EXERCISE BRIEF: Give the listing again in full, exactly as written.

Data excerpts
-- START --

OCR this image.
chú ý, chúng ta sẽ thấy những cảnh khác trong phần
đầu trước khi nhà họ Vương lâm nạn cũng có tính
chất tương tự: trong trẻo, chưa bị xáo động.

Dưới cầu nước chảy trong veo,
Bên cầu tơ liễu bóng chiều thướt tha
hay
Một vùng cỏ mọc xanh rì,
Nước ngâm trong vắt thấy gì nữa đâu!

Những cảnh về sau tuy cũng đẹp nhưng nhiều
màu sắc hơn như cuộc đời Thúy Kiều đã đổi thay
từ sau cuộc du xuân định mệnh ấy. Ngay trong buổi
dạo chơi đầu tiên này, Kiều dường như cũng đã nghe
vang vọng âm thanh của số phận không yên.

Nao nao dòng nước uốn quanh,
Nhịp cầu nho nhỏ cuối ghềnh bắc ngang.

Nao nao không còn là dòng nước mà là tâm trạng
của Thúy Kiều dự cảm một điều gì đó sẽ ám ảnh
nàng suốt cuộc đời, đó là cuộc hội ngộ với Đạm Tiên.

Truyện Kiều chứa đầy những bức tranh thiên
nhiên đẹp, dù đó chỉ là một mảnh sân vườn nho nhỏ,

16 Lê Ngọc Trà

-- END --

SOLUTION:
OCR this image.
chú ý, chúng ta sẽ thấy những cảnh khác trong phần
đầu trước khi nhà họ Vương lâm nạn cũng có tính
chất tương tự: trong trẻo, chưa bị xáo động.

Dưới cầu nước chảy trong veo,
Bên cầu tơ liễu bóng chiều thướt tha
hay
Một vùng cỏ mọc xanh rì,
Nước ngâm trong vắt thấy gì nữa đâu!

Những cảnh về sau tuy cũng đẹp nhưng nhiều
màu sắc hơn như cuộc đời Thúy Kiều đã đổi thay
từ sau cuộc du xuân định mệnh ấy. Ngay trong buổi
dạo chơi đầu tiên này, Kiều dường như cũng đã nghe
vang vọng âm thanh của số phận không yên.

Nao nao dòng nước uốn quanh,
Nhịp cầu nho nhỏ cuối ghềnh bắc ngang.

Nao nao không còn là dòng nước mà là tâm trạng
của Thúy Kiều dự cảm một điều gì đó sẽ ám ảnh
nàng suốt cuộc đời, đó là cuộc hội ngộ với Đạm Tiên.

Truyện Kiều chứa đầy những bức tranh thiên
nhiên đẹp, dù đó chỉ là một mảnh sân vườn nho nhỏ,

16 Lê Ngọc Trà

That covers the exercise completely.